● **WRITTEN REQUEST**
Identify the lines that contain the string "dadoras" and report only how many there are.

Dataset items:
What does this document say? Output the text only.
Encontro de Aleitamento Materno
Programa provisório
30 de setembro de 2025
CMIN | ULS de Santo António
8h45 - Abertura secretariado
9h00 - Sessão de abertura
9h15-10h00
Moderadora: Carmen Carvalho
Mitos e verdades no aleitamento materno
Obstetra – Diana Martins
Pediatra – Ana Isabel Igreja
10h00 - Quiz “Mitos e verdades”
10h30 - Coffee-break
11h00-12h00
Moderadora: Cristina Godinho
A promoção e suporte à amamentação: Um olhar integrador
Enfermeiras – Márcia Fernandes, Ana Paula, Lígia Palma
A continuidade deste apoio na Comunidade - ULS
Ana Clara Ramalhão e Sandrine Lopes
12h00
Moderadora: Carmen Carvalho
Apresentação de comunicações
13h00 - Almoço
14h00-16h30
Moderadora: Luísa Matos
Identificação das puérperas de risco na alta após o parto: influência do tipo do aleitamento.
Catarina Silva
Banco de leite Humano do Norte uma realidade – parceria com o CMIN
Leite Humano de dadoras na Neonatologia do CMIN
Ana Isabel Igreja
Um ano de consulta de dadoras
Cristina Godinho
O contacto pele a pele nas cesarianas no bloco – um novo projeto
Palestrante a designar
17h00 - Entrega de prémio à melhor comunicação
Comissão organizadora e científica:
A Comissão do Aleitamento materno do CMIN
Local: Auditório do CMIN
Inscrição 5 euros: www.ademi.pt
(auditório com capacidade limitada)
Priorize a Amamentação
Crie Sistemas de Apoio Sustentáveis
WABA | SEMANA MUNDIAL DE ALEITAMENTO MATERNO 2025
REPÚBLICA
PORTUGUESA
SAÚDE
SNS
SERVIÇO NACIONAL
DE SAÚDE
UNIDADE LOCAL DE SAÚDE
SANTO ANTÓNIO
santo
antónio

● **FULL RESPONSE**
2